[Your instructions]:
Reproduce all of the data exactly, with no line skipped.

Records about charts and figures

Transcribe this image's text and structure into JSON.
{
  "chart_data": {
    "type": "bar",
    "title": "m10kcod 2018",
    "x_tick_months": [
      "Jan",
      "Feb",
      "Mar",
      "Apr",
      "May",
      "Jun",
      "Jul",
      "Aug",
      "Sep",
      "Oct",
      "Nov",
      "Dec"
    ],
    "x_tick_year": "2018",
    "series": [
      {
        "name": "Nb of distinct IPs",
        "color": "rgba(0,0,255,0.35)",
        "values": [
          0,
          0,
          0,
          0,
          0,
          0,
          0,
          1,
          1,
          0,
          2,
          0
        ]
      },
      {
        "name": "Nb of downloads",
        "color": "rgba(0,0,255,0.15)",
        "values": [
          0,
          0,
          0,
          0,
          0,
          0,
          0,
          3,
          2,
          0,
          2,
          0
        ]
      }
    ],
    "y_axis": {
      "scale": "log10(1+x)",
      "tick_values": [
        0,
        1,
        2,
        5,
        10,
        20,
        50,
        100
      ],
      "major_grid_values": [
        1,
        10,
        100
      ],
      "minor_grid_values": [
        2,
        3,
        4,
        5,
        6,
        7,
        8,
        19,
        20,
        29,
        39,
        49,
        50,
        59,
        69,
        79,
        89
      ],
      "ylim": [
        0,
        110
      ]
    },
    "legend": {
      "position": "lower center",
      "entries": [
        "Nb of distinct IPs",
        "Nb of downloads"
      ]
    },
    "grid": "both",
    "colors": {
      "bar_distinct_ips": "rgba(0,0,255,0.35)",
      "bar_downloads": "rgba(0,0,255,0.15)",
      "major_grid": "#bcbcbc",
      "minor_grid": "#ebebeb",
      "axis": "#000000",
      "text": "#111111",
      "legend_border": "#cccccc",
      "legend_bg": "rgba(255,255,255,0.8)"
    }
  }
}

[Reply to the exercise]:
Transcribe this image's text and structure into JSON.
{
  "chart_data": {
    "type": "bar",
    "title": "m10kcod 2018",
    "x_tick_months": [
      "Jan",
      "Feb",
      "Mar",
      "Apr",
      "May",
      "Jun",
      "Jul",
      "Aug",
      "Sep",
      "Oct",
      "Nov",
      "Dec"
    ],
    "x_tick_year": "2018",
    "series": [
      {
        "name": "Nb of distinct IPs",
        "color": "rgba(0,0,255,0.35)",
        "values": [
          0,
          0,
          0,
          0,
          0,
          0,
          0,
          1,
          1,
          0,
          2,
          0
        ]
      },
      {
        "name": "Nb of downloads",
        "color": "rgba(0,0,255,0.15)",
        "values": [
          0,
          0,
          0,
          0,
          0,
          0,
          0,
          3,
          2,
          0,
          2,
          0
        ]
      }
    ],
    "y_axis": {
      "scale": "log10(1+x)",
      "tick_values": [
        0,
        1,
        2,
        5,
        10,
        20,
        50,
        100
      ],
      "major_grid_values": [
        1,
        10,
        100
      ],
      "minor_grid_values": [
        2,
        3,
        4,
        5,
        6,
        7,
        8,
        19,
        20,
        29,
        39,
        49,
        50,
        59,
        69,
        79,
        89
      ],
      "ylim": [
        0,
        110
      ]
    },
    "legend": {
      "position": "lower center",
      "entries": [
        "Nb of distinct IPs",
        "Nb of downloads"
      ]
    },
    "grid": "both",
    "colors": {
      "bar_distinct_ips": "rgba(0,0,255,0.35)",
      "bar_downloads": "rgba(0,0,255,0.15)",
      "major_grid": "#bcbcbc",
      "minor_grid": "#ebebeb",
      "axis": "#000000",
      "text": "#111111",
      "legend_border": "#cccccc",
      "legend_bg": "rgba(255,255,255,0.8)"
    }
  }
}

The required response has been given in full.